### [Data for this exercise]
□ □ □ □ □ □ □
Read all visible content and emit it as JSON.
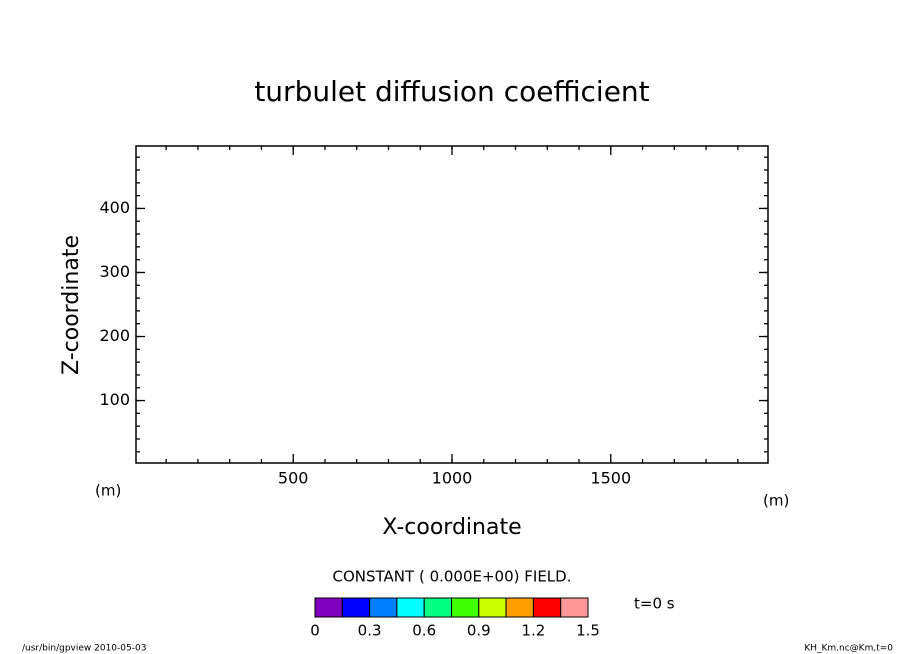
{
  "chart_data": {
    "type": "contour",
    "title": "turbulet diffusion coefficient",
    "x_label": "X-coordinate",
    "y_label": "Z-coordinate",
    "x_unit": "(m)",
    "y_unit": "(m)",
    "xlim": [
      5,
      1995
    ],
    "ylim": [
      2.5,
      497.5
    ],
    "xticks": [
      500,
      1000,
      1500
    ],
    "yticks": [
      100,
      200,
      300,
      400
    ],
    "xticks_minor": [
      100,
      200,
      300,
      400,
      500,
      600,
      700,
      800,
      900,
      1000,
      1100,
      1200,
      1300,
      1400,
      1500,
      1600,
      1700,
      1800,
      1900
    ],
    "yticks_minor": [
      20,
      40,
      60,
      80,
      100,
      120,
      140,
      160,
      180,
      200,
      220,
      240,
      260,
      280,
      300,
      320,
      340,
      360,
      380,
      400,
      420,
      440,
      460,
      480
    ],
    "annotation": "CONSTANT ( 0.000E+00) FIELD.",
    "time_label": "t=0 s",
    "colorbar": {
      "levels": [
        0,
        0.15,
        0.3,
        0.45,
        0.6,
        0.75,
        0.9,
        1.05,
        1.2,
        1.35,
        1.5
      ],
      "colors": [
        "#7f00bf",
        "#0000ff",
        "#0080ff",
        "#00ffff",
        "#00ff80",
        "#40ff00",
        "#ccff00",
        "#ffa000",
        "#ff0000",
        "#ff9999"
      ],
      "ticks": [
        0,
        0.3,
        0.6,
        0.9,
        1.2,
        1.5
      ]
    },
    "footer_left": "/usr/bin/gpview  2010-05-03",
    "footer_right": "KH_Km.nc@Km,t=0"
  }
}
□ □ □ □ □ □ □
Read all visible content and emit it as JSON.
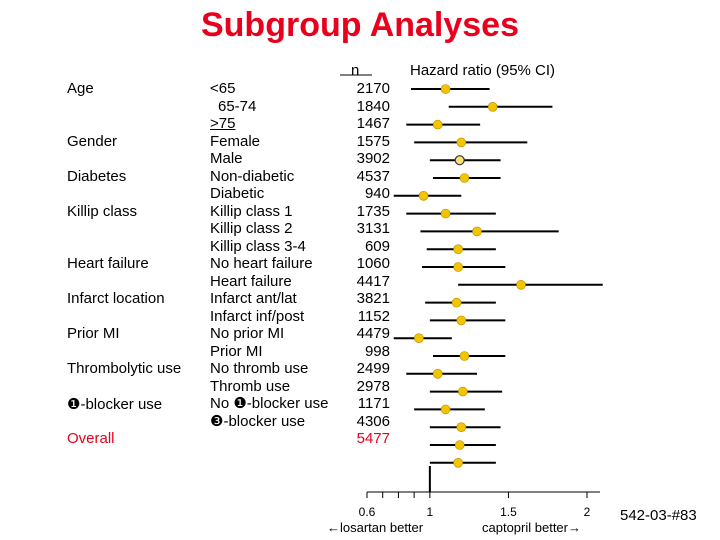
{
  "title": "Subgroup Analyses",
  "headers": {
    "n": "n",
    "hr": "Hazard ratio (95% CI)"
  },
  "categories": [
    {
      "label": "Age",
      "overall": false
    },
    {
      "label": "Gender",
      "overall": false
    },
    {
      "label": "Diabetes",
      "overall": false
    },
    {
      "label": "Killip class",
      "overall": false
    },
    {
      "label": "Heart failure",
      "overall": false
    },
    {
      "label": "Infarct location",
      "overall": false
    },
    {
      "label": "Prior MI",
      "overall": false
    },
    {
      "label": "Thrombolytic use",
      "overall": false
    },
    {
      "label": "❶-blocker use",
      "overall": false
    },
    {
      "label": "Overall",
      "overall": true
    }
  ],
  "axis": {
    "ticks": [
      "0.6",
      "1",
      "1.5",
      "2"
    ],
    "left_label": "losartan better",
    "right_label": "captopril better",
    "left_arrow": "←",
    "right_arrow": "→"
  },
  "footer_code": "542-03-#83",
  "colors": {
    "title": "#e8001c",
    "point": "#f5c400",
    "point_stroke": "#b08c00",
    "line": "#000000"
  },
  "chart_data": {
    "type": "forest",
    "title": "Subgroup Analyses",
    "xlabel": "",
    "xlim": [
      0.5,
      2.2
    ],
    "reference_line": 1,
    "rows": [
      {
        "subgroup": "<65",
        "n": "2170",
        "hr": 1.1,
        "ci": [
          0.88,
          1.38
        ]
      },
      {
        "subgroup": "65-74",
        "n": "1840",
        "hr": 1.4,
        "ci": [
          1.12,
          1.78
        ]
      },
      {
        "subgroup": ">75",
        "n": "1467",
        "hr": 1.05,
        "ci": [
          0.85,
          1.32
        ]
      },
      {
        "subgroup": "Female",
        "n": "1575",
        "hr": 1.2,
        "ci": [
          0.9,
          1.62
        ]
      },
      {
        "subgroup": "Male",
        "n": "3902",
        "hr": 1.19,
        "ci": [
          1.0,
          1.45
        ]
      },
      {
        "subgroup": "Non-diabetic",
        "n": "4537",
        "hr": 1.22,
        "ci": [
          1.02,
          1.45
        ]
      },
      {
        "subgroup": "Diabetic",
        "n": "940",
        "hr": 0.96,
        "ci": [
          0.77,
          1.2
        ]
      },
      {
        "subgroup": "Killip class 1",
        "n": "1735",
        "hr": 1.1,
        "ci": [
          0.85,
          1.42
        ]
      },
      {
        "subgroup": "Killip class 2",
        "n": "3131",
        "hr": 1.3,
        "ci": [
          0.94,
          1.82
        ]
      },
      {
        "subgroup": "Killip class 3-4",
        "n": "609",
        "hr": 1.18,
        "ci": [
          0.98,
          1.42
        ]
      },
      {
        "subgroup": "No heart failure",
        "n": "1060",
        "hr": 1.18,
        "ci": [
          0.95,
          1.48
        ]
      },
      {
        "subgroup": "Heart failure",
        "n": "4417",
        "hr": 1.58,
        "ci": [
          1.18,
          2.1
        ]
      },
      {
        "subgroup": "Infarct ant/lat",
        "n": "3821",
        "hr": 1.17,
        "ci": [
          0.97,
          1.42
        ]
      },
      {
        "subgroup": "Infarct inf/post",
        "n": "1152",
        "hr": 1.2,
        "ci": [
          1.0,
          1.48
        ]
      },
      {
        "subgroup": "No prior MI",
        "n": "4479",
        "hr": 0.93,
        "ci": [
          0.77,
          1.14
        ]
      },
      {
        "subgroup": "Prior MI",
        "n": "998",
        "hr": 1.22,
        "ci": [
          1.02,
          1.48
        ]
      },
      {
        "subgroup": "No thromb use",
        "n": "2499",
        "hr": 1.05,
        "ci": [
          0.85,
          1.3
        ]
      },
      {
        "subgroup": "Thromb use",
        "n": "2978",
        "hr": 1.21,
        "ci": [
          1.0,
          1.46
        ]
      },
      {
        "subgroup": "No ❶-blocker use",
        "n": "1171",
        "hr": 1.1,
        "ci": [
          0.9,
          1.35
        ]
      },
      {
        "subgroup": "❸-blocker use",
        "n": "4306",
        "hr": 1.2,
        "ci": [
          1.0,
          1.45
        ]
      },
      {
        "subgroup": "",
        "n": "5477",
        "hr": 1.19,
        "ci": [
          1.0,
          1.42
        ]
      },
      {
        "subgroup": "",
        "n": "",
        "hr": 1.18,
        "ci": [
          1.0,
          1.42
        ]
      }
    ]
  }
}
□ □ □ □ □ □ □
### [Problem requirements]
Of all the lines in the material above, how many contain the word "Killip"? Give only the count.

### [Written reply]
4